→ **What the task asks**: Copy out the records precisely, omitting pictures.

→ **Listing**:
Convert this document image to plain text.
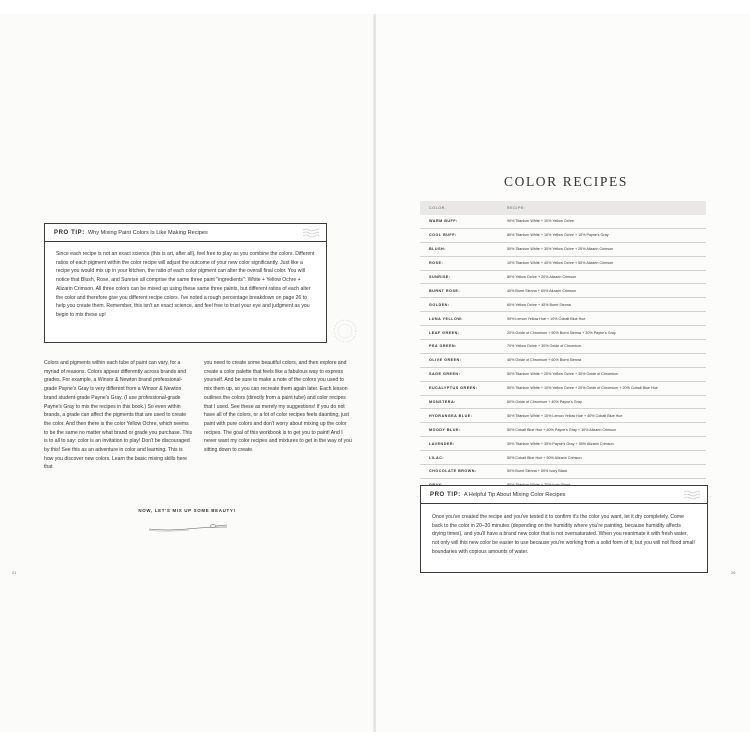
PRO TIP: Why Mixing Paint Colors Is Like Making Recipes
Since each recipe is not an exact science (this is art, after all), feel free to play as you combine the colors. Different ratios of each pigment within the color recipe will adjust the outcome of your new color significantly. Just like a recipe you would mix up in your kitchen, the ratio of each color pigment can alter the overall final color. You will notice that Blush, Rose, and Sunrise all comprise the same three paint "ingredients": White + Yellow Ochre + Alizarin Crimson. All three colors can be mixed up using these same three paints, but different ratios of each alter the color and therefore give you different recipe colors. I've noted a rough percentage breakdown on page 26 to help you create them. Remember, this isn't an exact science, and feel free to trust your eye and judgment as you begin to mix these up!
Colors and pigments within each tube of paint can vary, for a myriad of reasons. Colors appear differently across brands and grades. For example, a Winsor & Newton brand professional-grade Payne's Gray is very different from a Winsor & Newton brand student-grade Payne's Gray. (I use professional-grade Payne's Gray to mix the recipes in this book.) So even within brands, a grade can affect the pigments that are used to create the color. And then there is the color Yellow Ochre, which seems to be the same no matter what brand or grade you purchase. This is to all to say: color is an invitation to play! Don't be discouraged by this! See this as an adventure in color and learning. This is how you discover new colors. Learn the basic mixing skills here that
you need to create some beautiful colors, and then explore and create a color palette that feels like a fabulous way to express yourself. And be sure to make a note of the colors you used to mix them up, so you can recreate them again later. Each lesson outlines the colors (directly from a paint tube) and color recipes that I used. See these as merely my suggestions! If you do not have all of the colors, or a lot of color recipes feels daunting, just paint with pure colors and don't worry about mixing up the color recipes. The goal of this workbook is to get you to paint! And I never want my color recipes and mixtures to get in the way of you sitting down to create.
NOW, LET'S MIX UP SOME BEAUTY!
21
COLOR RECIPES
COLOR:	RECIPE:
WARM BUFF:	90% Titanium White + 10% Yellow Ochre
COOL BUFF:	80% Titanium White + 10% Yellow Ochre + 10% Payne's Gray
BLUSH:	50% Titanium White + 30% Yellow Ochre + 20% Alizarin Crimson
ROSE:	10% Titanium White + 40% Yellow Ochre + 50% Alizarin Crimson
SUNRISE:	80% Yellow Ochre + 20% Alizarin Crimson
BURNT ROSE:	40% Burnt Sienna + 60% Alizarin Crimson
GOLDEN:	60% Yellow Ochre + 40% Burnt Sienna
LUNA YELLOW:	90% Lemon Yellow Hue + 10% Cobalt Blue Hue
LEAF GREEN:	20% Oxide of Chromium + 50% Burnt Sienna + 30% Payne's Gray
PEA GREEN:	70% Yellow Ochre + 30% Oxide of Chromium
OLIVE GREEN:	40% Oxide of Chromium + 60% Burnt Sienna
SAGE GREEN:	50% Titanium White + 20% Yellow Ochre + 30% Oxide of Chromium
EUCALYPTUS GREEN:	50% Titanium White + 10% Yellow Ochre + 20% Oxide of Chromium + 20% Cobalt Blue Hue
MONSTERA:	60% Oxide of Chromium + 40% Payne's Gray
HYDRANGEA BLUE:	50% Titanium White + 10% Lemon Yellow Hue + 40% Cobalt Blue Hue
MOODY BLUE:	50% Cobalt Blue Hue + 40% Payne's Gray + 10% Alizarin Crimson
LAVENDER:	30% Titanium White + 35% Payne's Gray + 35% Alizarin Crimson
LILAC:	50% Cobalt Blue Hue + 50% Alizarin Crimson
CHOCOLATE BROWN:	50% Burnt Sienna + 50% Ivory Black
PRO TIP: A Helpful Tip About Mixing Color Recipes
Once you've created the recipe and you've tested it to confirm it's the color you want, let it dry completely. Come back to the color in 20–30 minutes (depending on the humidity where you're painting, because humidity affects drying times), and you'll have a brand new color that is not oversaturated. When you reanimate it with fresh water, not only will this new color be easier to use because you're working from a solid form of it, but you will not flood small boundaries with copious amounts of water.
26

→ **Reply to the task**:
Convert this document image to plain text.
PRO TIP: Why Mixing Paint Colors Is Like Making Recipes
Since each recipe is not an exact science (this is art, after all), feel free to play as you combine the colors. Different ratios of each pigment within the color recipe will adjust the outcome of your new color significantly. Just like a recipe you would mix up in your kitchen, the ratio of each color pigment can alter the overall final color. You will notice that Blush, Rose, and Sunrise all comprise the same three paint "ingredients": White + Yellow Ochre + Alizarin Crimson. All three colors can be mixed up using these same three paints, but different ratios of each alter the color and therefore give you different recipe colors. I've noted a rough percentage breakdown on page 26 to help you create them. Remember, this isn't an exact science, and feel free to trust your eye and judgment as you begin to mix these up!
Colors and pigments within each tube of paint can vary, for a myriad of reasons. Colors appear differently across brands and grades. For example, a Winsor & Newton brand professional-grade Payne's Gray is very different from a Winsor & Newton brand student-grade Payne's Gray. (I use professional-grade Payne's Gray to mix the recipes in this book.) So even within brands, a grade can affect the pigments that are used to create the color. And then there is the color Yellow Ochre, which seems to be the same no matter what brand or grade you purchase. This is to all to say: color is an invitation to play! Don't be discouraged by this! See this as an adventure in color and learning. This is how you discover new colors. Learn the basic mixing skills here that
you need to create some beautiful colors, and then explore and create a color palette that feels like a fabulous way to express yourself. And be sure to make a note of the colors you used to mix them up, so you can recreate them again later. Each lesson outlines the colors (directly from a paint tube) and color recipes that I used. See these as merely my suggestions! If you do not have all of the colors, or a lot of color recipes feels daunting, just paint with pure colors and don't worry about mixing up the color recipes. The goal of this workbook is to get you to paint! And I never want my color recipes and mixtures to get in the way of you sitting down to create.
NOW, LET'S MIX UP SOME BEAUTY!
21
COLOR RECIPES
COLOR:	RECIPE:
WARM BUFF:	90% Titanium White + 10% Yellow Ochre
COOL BUFF:	80% Titanium White + 10% Yellow Ochre + 10% Payne's Gray
BLUSH:	50% Titanium White + 30% Yellow Ochre + 20% Alizarin Crimson
ROSE:	10% Titanium White + 40% Yellow Ochre + 50% Alizarin Crimson
SUNRISE:	80% Yellow Ochre + 20% Alizarin Crimson
BURNT ROSE:	40% Burnt Sienna + 60% Alizarin Crimson
GOLDEN:	60% Yellow Ochre + 40% Burnt Sienna
LUNA YELLOW:	90% Lemon Yellow Hue + 10% Cobalt Blue Hue
LEAF GREEN:	20% Oxide of Chromium + 50% Burnt Sienna + 30% Payne's Gray
PEA GREEN:	70% Yellow Ochre + 30% Oxide of Chromium
OLIVE GREEN:	40% Oxide of Chromium + 60% Burnt Sienna
SAGE GREEN:	50% Titanium White + 20% Yellow Ochre + 30% Oxide of Chromium
EUCALYPTUS GREEN:	50% Titanium White + 10% Yellow Ochre + 20% Oxide of Chromium + 20% Cobalt Blue Hue
MONSTERA:	60% Oxide of Chromium + 40% Payne's Gray
HYDRANGEA BLUE:	50% Titanium White + 10% Lemon Yellow Hue + 40% Cobalt Blue Hue
MOODY BLUE:	50% Cobalt Blue Hue + 40% Payne's Gray + 10% Alizarin Crimson
LAVENDER:	30% Titanium White + 35% Payne's Gray + 35% Alizarin Crimson
LILAC:	50% Cobalt Blue Hue + 50% Alizarin Crimson
CHOCOLATE BROWN:	50% Burnt Sienna + 50% Ivory Black
PRO TIP: A Helpful Tip About Mixing Color Recipes
Once you've created the recipe and you've tested it to confirm it's the color you want, let it dry completely. Come back to the color in 20–30 minutes (depending on the humidity where you're painting, because humidity affects drying times), and you'll have a brand new color that is not oversaturated. When you reanimate it with fresh water, not only will this new color be easier to use because you're working from a solid form of it, but you will not flood small boundaries with copious amounts of water.
26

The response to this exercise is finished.